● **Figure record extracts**
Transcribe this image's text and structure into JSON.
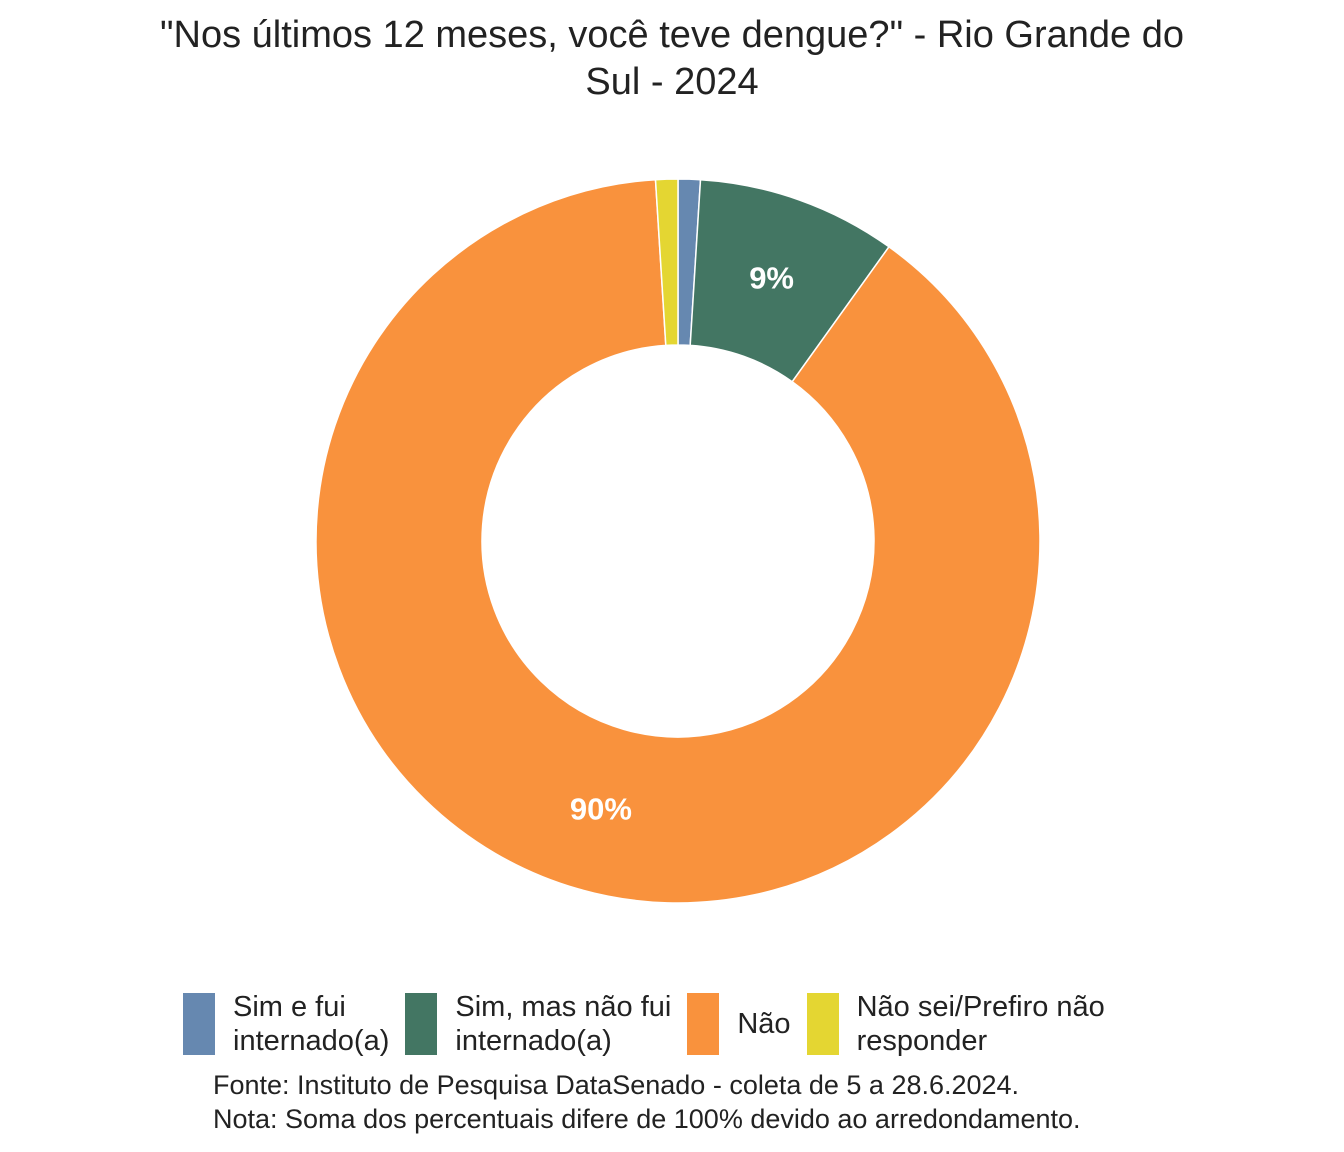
{
  "chart_data": {
    "type": "pie",
    "donut": true,
    "title_lines": [
      "\"Nos últimos 12 meses, você teve dengue?\" - Rio Grande do",
      "Sul - 2024"
    ],
    "slices": [
      {
        "label_lines": [
          "Sim e fui",
          "internado(a)"
        ],
        "value": 1,
        "color": "#6688b0",
        "data_label": ""
      },
      {
        "label_lines": [
          "Sim, mas não fui",
          "internado(a)"
        ],
        "value": 9,
        "color": "#437663",
        "data_label": "9%"
      },
      {
        "label_lines": [
          "Não"
        ],
        "value": 90,
        "color": "#f9923d",
        "data_label": "90%"
      },
      {
        "label_lines": [
          "Não sei/Prefiro não",
          "responder"
        ],
        "value": 1,
        "color": "#e4d632",
        "data_label": ""
      }
    ],
    "legend_position": "bottom",
    "source_lines": [
      "Fonte: Instituto de Pesquisa DataSenado - coleta de 5 a 28.6.2024.",
      "Nota: Soma dos percentuais difere de 100% devido ao arredondamento."
    ]
  }
}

● **TASK PROMPT**
Without the pictures, print the records in full, exactly as they appear.

● **REPLY TO THE EXERCISE**
Transcribe this image's text and structure into JSON.
{
  "chart_data": {
    "type": "pie",
    "donut": true,
    "title_lines": [
      "\"Nos últimos 12 meses, você teve dengue?\" - Rio Grande do",
      "Sul - 2024"
    ],
    "slices": [
      {
        "label_lines": [
          "Sim e fui",
          "internado(a)"
        ],
        "value": 1,
        "color": "#6688b0",
        "data_label": ""
      },
      {
        "label_lines": [
          "Sim, mas não fui",
          "internado(a)"
        ],
        "value": 9,
        "color": "#437663",
        "data_label": "9%"
      },
      {
        "label_lines": [
          "Não"
        ],
        "value": 90,
        "color": "#f9923d",
        "data_label": "90%"
      },
      {
        "label_lines": [
          "Não sei/Prefiro não",
          "responder"
        ],
        "value": 1,
        "color": "#e4d632",
        "data_label": ""
      }
    ],
    "legend_position": "bottom",
    "source_lines": [
      "Fonte: Instituto de Pesquisa DataSenado - coleta de 5 a 28.6.2024.",
      "Nota: Soma dos percentuais difere de 100% devido ao arredondamento."
    ]
  }
}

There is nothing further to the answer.